Give the data a second time, exactly and in full.

- Provided entries -
-- START --

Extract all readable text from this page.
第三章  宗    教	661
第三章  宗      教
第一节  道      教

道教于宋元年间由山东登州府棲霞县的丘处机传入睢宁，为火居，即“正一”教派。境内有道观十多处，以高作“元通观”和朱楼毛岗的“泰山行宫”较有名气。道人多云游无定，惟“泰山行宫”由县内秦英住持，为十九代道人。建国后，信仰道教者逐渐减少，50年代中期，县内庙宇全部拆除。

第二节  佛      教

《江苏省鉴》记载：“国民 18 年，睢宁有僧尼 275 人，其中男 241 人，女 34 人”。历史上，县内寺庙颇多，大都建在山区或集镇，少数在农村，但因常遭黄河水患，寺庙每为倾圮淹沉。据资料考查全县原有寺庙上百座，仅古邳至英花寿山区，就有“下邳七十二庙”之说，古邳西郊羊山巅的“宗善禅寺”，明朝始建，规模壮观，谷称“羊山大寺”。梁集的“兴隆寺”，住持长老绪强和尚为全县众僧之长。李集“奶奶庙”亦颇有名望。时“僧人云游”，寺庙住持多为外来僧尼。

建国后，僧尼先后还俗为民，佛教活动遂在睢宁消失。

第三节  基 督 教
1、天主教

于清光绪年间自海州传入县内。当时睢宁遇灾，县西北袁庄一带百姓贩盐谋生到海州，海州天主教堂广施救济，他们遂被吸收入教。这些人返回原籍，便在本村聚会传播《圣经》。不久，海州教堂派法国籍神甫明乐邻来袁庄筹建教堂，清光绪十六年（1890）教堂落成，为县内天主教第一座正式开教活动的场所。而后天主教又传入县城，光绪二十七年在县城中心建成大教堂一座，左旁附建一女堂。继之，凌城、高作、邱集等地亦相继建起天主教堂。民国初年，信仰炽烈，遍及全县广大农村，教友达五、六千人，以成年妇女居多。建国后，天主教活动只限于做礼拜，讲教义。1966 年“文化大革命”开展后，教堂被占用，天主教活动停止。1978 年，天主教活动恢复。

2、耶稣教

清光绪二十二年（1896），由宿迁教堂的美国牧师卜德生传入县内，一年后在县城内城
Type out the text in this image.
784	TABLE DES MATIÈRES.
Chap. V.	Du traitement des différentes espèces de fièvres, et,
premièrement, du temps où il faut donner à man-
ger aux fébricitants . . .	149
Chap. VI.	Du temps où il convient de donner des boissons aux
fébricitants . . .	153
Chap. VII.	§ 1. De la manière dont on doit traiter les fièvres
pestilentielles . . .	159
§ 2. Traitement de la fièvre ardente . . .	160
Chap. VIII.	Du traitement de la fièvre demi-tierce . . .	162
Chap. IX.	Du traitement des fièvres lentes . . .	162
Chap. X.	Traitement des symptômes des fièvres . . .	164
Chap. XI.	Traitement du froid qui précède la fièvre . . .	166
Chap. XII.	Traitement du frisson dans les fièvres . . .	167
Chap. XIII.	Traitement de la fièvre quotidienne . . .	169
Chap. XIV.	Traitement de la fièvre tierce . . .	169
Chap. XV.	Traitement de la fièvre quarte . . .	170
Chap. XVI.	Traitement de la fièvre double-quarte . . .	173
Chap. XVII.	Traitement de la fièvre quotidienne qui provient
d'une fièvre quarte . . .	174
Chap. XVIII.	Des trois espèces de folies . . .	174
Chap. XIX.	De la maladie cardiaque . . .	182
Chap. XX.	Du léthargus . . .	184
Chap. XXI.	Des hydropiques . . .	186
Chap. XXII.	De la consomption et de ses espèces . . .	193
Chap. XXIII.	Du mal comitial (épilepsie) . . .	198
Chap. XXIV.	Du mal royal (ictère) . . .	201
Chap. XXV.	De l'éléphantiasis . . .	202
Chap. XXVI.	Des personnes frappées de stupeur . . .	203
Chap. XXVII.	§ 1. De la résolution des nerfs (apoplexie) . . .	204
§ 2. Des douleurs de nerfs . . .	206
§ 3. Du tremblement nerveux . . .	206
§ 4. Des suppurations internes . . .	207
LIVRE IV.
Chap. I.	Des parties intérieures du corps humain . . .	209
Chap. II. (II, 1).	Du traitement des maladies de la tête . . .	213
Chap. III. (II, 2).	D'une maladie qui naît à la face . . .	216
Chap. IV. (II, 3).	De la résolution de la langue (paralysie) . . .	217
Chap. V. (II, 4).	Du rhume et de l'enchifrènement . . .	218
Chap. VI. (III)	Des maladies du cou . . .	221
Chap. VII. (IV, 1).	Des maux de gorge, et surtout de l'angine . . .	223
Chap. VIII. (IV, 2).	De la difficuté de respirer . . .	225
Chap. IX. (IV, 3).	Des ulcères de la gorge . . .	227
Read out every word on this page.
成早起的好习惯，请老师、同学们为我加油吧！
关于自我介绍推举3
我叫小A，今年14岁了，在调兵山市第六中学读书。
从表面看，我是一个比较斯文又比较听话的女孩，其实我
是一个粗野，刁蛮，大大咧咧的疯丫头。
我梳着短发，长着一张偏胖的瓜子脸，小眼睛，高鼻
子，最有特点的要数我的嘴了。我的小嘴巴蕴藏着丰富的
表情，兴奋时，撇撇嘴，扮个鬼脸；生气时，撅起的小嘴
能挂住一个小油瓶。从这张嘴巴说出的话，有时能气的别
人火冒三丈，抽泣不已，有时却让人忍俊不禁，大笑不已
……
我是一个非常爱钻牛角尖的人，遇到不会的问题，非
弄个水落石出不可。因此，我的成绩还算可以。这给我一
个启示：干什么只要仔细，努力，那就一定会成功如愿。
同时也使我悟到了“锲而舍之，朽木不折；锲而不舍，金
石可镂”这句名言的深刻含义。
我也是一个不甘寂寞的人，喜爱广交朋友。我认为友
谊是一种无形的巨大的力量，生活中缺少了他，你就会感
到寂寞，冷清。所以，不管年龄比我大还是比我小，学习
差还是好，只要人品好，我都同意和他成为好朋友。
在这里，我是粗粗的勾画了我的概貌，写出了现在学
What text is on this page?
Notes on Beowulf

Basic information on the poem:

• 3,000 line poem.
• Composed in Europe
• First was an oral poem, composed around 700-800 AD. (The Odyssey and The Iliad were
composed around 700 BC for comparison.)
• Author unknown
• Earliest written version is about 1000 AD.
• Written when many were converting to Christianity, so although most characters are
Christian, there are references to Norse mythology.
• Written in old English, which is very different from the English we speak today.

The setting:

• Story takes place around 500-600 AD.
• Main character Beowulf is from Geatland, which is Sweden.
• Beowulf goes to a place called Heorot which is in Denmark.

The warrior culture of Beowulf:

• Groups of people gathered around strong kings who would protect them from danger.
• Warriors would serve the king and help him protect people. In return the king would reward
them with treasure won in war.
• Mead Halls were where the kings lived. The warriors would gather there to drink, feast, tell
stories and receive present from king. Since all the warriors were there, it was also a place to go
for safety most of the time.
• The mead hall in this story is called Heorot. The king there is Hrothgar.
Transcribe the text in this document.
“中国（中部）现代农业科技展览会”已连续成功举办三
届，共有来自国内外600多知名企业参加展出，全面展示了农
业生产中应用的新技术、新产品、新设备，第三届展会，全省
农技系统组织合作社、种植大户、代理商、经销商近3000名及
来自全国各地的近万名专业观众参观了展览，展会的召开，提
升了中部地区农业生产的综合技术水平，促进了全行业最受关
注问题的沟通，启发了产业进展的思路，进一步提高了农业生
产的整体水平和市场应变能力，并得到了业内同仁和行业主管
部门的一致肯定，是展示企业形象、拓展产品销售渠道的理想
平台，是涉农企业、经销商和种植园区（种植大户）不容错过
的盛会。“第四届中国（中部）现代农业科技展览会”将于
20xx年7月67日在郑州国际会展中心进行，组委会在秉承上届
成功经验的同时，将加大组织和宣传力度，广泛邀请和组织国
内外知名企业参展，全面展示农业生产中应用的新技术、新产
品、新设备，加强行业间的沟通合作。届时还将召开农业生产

-- END --

- Finished answer -
Extract all readable text from this page.
第三章  宗    教	661
第三章  宗      教
第一节  道      教

道教于宋元年间由山东登州府棲霞县的丘处机传入睢宁，为火居，即“正一”教派。境内有道观十多处，以高作“元通观”和朱楼毛岗的“泰山行宫”较有名气。道人多云游无定，惟“泰山行宫”由县内秦英住持，为十九代道人。建国后，信仰道教者逐渐减少，50年代中期，县内庙宇全部拆除。

第二节  佛      教

《江苏省鉴》记载：“国民 18 年，睢宁有僧尼 275 人，其中男 241 人，女 34 人”。历史上，县内寺庙颇多，大都建在山区或集镇，少数在农村，但因常遭黄河水患，寺庙每为倾圮淹沉。据资料考查全县原有寺庙上百座，仅古邳至英花寿山区，就有“下邳七十二庙”之说，古邳西郊羊山巅的“宗善禅寺”，明朝始建，规模壮观，谷称“羊山大寺”。梁集的“兴隆寺”，住持长老绪强和尚为全县众僧之长。李集“奶奶庙”亦颇有名望。时“僧人云游”，寺庙住持多为外来僧尼。

建国后，僧尼先后还俗为民，佛教活动遂在睢宁消失。

第三节  基 督 教
1、天主教

于清光绪年间自海州传入县内。当时睢宁遇灾，县西北袁庄一带百姓贩盐谋生到海州，海州天主教堂广施救济，他们遂被吸收入教。这些人返回原籍，便在本村聚会传播《圣经》。不久，海州教堂派法国籍神甫明乐邻来袁庄筹建教堂，清光绪十六年（1890）教堂落成，为县内天主教第一座正式开教活动的场所。而后天主教又传入县城，光绪二十七年在县城中心建成大教堂一座，左旁附建一女堂。继之，凌城、高作、邱集等地亦相继建起天主教堂。民国初年，信仰炽烈，遍及全县广大农村，教友达五、六千人，以成年妇女居多。建国后，天主教活动只限于做礼拜，讲教义。1966 年“文化大革命”开展后，教堂被占用，天主教活动停止。1978 年，天主教活动恢复。

2、耶稣教

清光绪二十二年（1896），由宿迁教堂的美国牧师卜德生传入县内，一年后在县城内城
Type out the text in this image.
784	TABLE DES MATIÈRES.
Chap. V.	Du traitement des différentes espèces de fièvres, et,
premièrement, du temps où il faut donner à man-
ger aux fébricitants . . .	149
Chap. VI.	Du temps où il convient de donner des boissons aux
fébricitants . . .	153
Chap. VII.	§ 1. De la manière dont on doit traiter les fièvres
pestilentielles . . .	159
§ 2. Traitement de la fièvre ardente . . .	160
Chap. VIII.	Du traitement de la fièvre demi-tierce . . .	162
Chap. IX.	Du traitement des fièvres lentes . . .	162
Chap. X.	Traitement des symptômes des fièvres . . .	164
Chap. XI.	Traitement du froid qui précède la fièvre . . .	166
Chap. XII.	Traitement du frisson dans les fièvres . . .	167
Chap. XIII.	Traitement de la fièvre quotidienne . . .	169
Chap. XIV.	Traitement de la fièvre tierce . . .	169
Chap. XV.	Traitement de la fièvre quarte . . .	170
Chap. XVI.	Traitement de la fièvre double-quarte . . .	173
Chap. XVII.	Traitement de la fièvre quotidienne qui provient
d'une fièvre quarte . . .	174
Chap. XVIII.	Des trois espèces de folies . . .	174
Chap. XIX.	De la maladie cardiaque . . .	182
Chap. XX.	Du léthargus . . .	184
Chap. XXI.	Des hydropiques . . .	186
Chap. XXII.	De la consomption et de ses espèces . . .	193
Chap. XXIII.	Du mal comitial (épilepsie) . . .	198
Chap. XXIV.	Du mal royal (ictère) . . .	201
Chap. XXV.	De l'éléphantiasis . . .	202
Chap. XXVI.	Des personnes frappées de stupeur . . .	203
Chap. XXVII.	§ 1. De la résolution des nerfs (apoplexie) . . .	204
§ 2. Des douleurs de nerfs . . .	206
§ 3. Du tremblement nerveux . . .	206
§ 4. Des suppurations internes . . .	207
LIVRE IV.
Chap. I.	Des parties intérieures du corps humain . . .	209
Chap. II. (II, 1).	Du traitement des maladies de la tête . . .	213
Chap. III. (II, 2).	D'une maladie qui naît à la face . . .	216
Chap. IV. (II, 3).	De la résolution de la langue (paralysie) . . .	217
Chap. V. (II, 4).	Du rhume et de l'enchifrènement . . .	218
Chap. VI. (III)	Des maladies du cou . . .	221
Chap. VII. (IV, 1).	Des maux de gorge, et surtout de l'angine . . .	223
Chap. VIII. (IV, 2).	De la difficuté de respirer . . .	225
Chap. IX. (IV, 3).	Des ulcères de la gorge . . .	227
Read out every word on this page.
成早起的好习惯，请老师、同学们为我加油吧！
关于自我介绍推举3
我叫小A，今年14岁了，在调兵山市第六中学读书。
从表面看，我是一个比较斯文又比较听话的女孩，其实我
是一个粗野，刁蛮，大大咧咧的疯丫头。
我梳着短发，长着一张偏胖的瓜子脸，小眼睛，高鼻
子，最有特点的要数我的嘴了。我的小嘴巴蕴藏着丰富的
表情，兴奋时，撇撇嘴，扮个鬼脸；生气时，撅起的小嘴
能挂住一个小油瓶。从这张嘴巴说出的话，有时能气的别
人火冒三丈，抽泣不已，有时却让人忍俊不禁，大笑不已
……
我是一个非常爱钻牛角尖的人，遇到不会的问题，非
弄个水落石出不可。因此，我的成绩还算可以。这给我一
个启示：干什么只要仔细，努力，那就一定会成功如愿。
同时也使我悟到了“锲而舍之，朽木不折；锲而不舍，金
石可镂”这句名言的深刻含义。
我也是一个不甘寂寞的人，喜爱广交朋友。我认为友
谊是一种无形的巨大的力量，生活中缺少了他，你就会感
到寂寞，冷清。所以，不管年龄比我大还是比我小，学习
差还是好，只要人品好，我都同意和他成为好朋友。
在这里，我是粗粗的勾画了我的概貌，写出了现在学
What text is on this page?
Notes on Beowulf

Basic information on the poem:

• 3,000 line poem.
• Composed in Europe
• First was an oral poem, composed around 700-800 AD. (The Odyssey and The Iliad were
composed around 700 BC for comparison.)
• Author unknown
• Earliest written version is about 1000 AD.
• Written when many were converting to Christianity, so although most characters are
Christian, there are references to Norse mythology.
• Written in old English, which is very different from the English we speak today.

The setting:

• Story takes place around 500-600 AD.
• Main character Beowulf is from Geatland, which is Sweden.
• Beowulf goes to a place called Heorot which is in Denmark.

The warrior culture of Beowulf:

• Groups of people gathered around strong kings who would protect them from danger.
• Warriors would serve the king and help him protect people. In return the king would reward
them with treasure won in war.
• Mead Halls were where the kings lived. The warriors would gather there to drink, feast, tell
stories and receive present from king. Since all the warriors were there, it was also a place to go
for safety most of the time.
• The mead hall in this story is called Heorot. The king there is Hrothgar.
Transcribe the text in this document.
“中国（中部）现代农业科技展览会”已连续成功举办三
届，共有来自国内外600多知名企业参加展出，全面展示了农
业生产中应用的新技术、新产品、新设备，第三届展会，全省
农技系统组织合作社、种植大户、代理商、经销商近3000名及
来自全国各地的近万名专业观众参观了展览，展会的召开，提
升了中部地区农业生产的综合技术水平，促进了全行业最受关
注问题的沟通，启发了产业进展的思路，进一步提高了农业生
产的整体水平和市场应变能力，并得到了业内同仁和行业主管
部门的一致肯定，是展示企业形象、拓展产品销售渠道的理想
平台，是涉农企业、经销商和种植园区（种植大户）不容错过
的盛会。“第四届中国（中部）现代农业科技展览会”将于
20xx年7月67日在郑州国际会展中心进行，组委会在秉承上届
成功经验的同时，将加大组织和宣传力度，广泛邀请和组织国
内外知名企业参展，全面展示农业生产中应用的新技术、新产
品、新设备，加强行业间的沟通合作。届时还将召开农业生产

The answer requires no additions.